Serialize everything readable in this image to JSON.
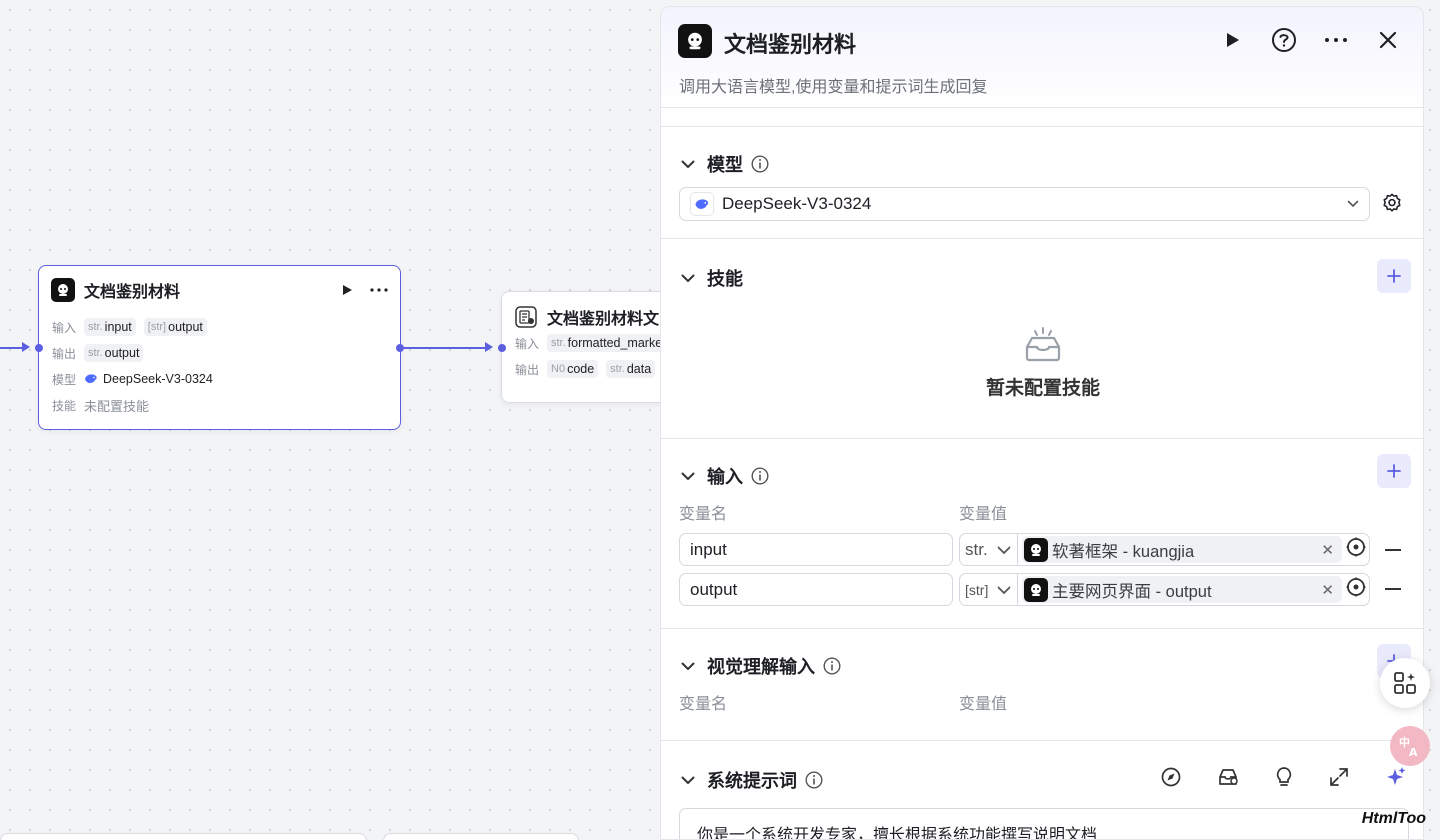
{
  "canvas": {
    "node_main": {
      "title": "文档鉴别材料",
      "rows": {
        "input_label": "输入",
        "inputs": [
          {
            "type": "str.",
            "name": "input"
          },
          {
            "type": "[str]",
            "name": "output"
          }
        ],
        "output_label": "输出",
        "outputs": [
          {
            "type": "str.",
            "name": "output"
          }
        ],
        "model_label": "模型",
        "model": "DeepSeek-V3-0324",
        "skill_label": "技能",
        "skill_value": "未配置技能"
      }
    },
    "node_next": {
      "title": "文档鉴别材料文",
      "input_label": "输入",
      "input": {
        "type": "str.",
        "name": "formatted_marke"
      },
      "output_label": "输出",
      "outputs": [
        {
          "type": "N0",
          "name": "code"
        },
        {
          "type": "str.",
          "name": "data"
        }
      ]
    }
  },
  "panel": {
    "title": "文档鉴别材料",
    "description": "调用大语言模型,使用变量和提示词生成回复",
    "model_section": {
      "title": "模型",
      "selected": "DeepSeek-V3-0324"
    },
    "skill_section": {
      "title": "技能",
      "empty_text": "暂未配置技能"
    },
    "input_section": {
      "title": "输入",
      "col_name": "变量名",
      "col_value": "变量值",
      "rows": [
        {
          "name": "input",
          "type": "str.",
          "ref": "软著框架 - kuangjia"
        },
        {
          "name": "output",
          "type": "[str]",
          "ref": "主要网页界面 - output"
        }
      ]
    },
    "vision_section": {
      "title": "视觉理解输入",
      "col_name": "变量名",
      "col_value": "变量值"
    },
    "system_prompt_section": {
      "title": "系统提示词",
      "content": "你是一个系统开发专家，擅长根据系统功能撰写说明文档"
    }
  },
  "watermark": "HtmlToo",
  "colors": {
    "accent": "#5b5fe0",
    "accent_soft": "#e9eafc"
  }
}
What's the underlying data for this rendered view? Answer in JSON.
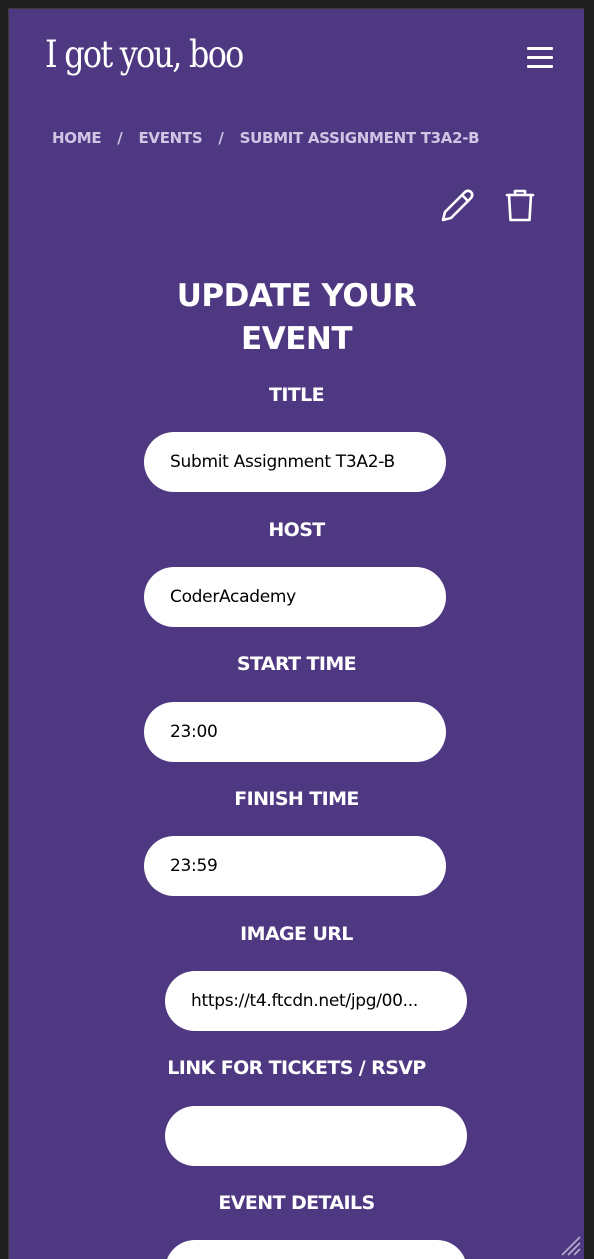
{
  "header": {
    "logo_text": "I got you, boo",
    "menu_icon": "hamburger-menu-icon"
  },
  "breadcrumb": {
    "items": [
      "HOME",
      "EVENTS",
      "SUBMIT ASSIGNMENT T3A2-B"
    ],
    "separator": "/"
  },
  "actions": {
    "edit_icon": "pencil-icon",
    "delete_icon": "trash-icon"
  },
  "form": {
    "heading_line1": "UPDATE YOUR",
    "heading_line2": "EVENT",
    "title_label": "TITLE",
    "title_value": "Submit Assignment T3A2-B",
    "host_label": "HOST",
    "host_value": "CoderAcademy",
    "start_time_label": "START TIME",
    "start_time_value": "23:00",
    "finish_time_label": "FINISH TIME",
    "finish_time_value": "23:59",
    "image_url_label": "IMAGE URL",
    "image_url_value": "https://t4.ftcdn.net/jpg/00...",
    "tickets_label": "LINK FOR TICKETS / RSVP",
    "tickets_value": "",
    "details_label": "EVENT DETAILS",
    "details_value": ""
  },
  "colors": {
    "background": "#4f3882",
    "text": "#ffffff",
    "breadcrumb": "#cfc6e6",
    "input_bg": "#ffffff"
  }
}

WORK TO BE COMPLETED: Your task is an exact transcription of all the data, minus the pictures.

EXPECTED ANSWER:
Serialize everything readable in this image to JSON.
{
  "canvas": {
    "node_main": {
      "title": "文档鉴别材料",
      "rows": {
        "input_label": "输入",
        "inputs": [
          {
            "type": "str.",
            "name": "input"
          },
          {
            "type": "[str]",
            "name": "output"
          }
        ],
        "output_label": "输出",
        "outputs": [
          {
            "type": "str.",
            "name": "output"
          }
        ],
        "model_label": "模型",
        "model": "DeepSeek-V3-0324",
        "skill_label": "技能",
        "skill_value": "未配置技能"
      }
    },
    "node_next": {
      "title": "文档鉴别材料文",
      "input_label": "输入",
      "input": {
        "type": "str.",
        "name": "formatted_marke"
      },
      "output_label": "输出",
      "outputs": [
        {
          "type": "N0",
          "name": "code"
        },
        {
          "type": "str.",
          "name": "data"
        }
      ]
    }
  },
  "panel": {
    "title": "文档鉴别材料",
    "description": "调用大语言模型,使用变量和提示词生成回复",
    "model_section": {
      "title": "模型",
      "selected": "DeepSeek-V3-0324"
    },
    "skill_section": {
      "title": "技能",
      "empty_text": "暂未配置技能"
    },
    "input_section": {
      "title": "输入",
      "col_name": "变量名",
      "col_value": "变量值",
      "rows": [
        {
          "name": "input",
          "type": "str.",
          "ref": "软著框架 - kuangjia"
        },
        {
          "name": "output",
          "type": "[str]",
          "ref": "主要网页界面 - output"
        }
      ]
    },
    "vision_section": {
      "title": "视觉理解输入",
      "col_name": "变量名",
      "col_value": "变量值"
    },
    "system_prompt_section": {
      "title": "系统提示词",
      "content": "你是一个系统开发专家，擅长根据系统功能撰写说明文档"
    }
  },
  "watermark": "HtmlToo",
  "colors": {
    "accent": "#5b5fe0",
    "accent_soft": "#e9eafc"
  }
}
What's the underlying data for this rendered view? Answer in JSON.
{
  "header": {
    "logo_text": "I got you, boo",
    "menu_icon": "hamburger-menu-icon"
  },
  "breadcrumb": {
    "items": [
      "HOME",
      "EVENTS",
      "SUBMIT ASSIGNMENT T3A2-B"
    ],
    "separator": "/"
  },
  "actions": {
    "edit_icon": "pencil-icon",
    "delete_icon": "trash-icon"
  },
  "form": {
    "heading_line1": "UPDATE YOUR",
    "heading_line2": "EVENT",
    "title_label": "TITLE",
    "title_value": "Submit Assignment T3A2-B",
    "host_label": "HOST",
    "host_value": "CoderAcademy",
    "start_time_label": "START TIME",
    "start_time_value": "23:00",
    "finish_time_label": "FINISH TIME",
    "finish_time_value": "23:59",
    "image_url_label": "IMAGE URL",
    "image_url_value": "https://t4.ftcdn.net/jpg/00...",
    "tickets_label": "LINK FOR TICKETS / RSVP",
    "tickets_value": "",
    "details_label": "EVENT DETAILS",
    "details_value": ""
  },
  "colors": {
    "background": "#4f3882",
    "text": "#ffffff",
    "breadcrumb": "#cfc6e6",
    "input_bg": "#ffffff"
  }
}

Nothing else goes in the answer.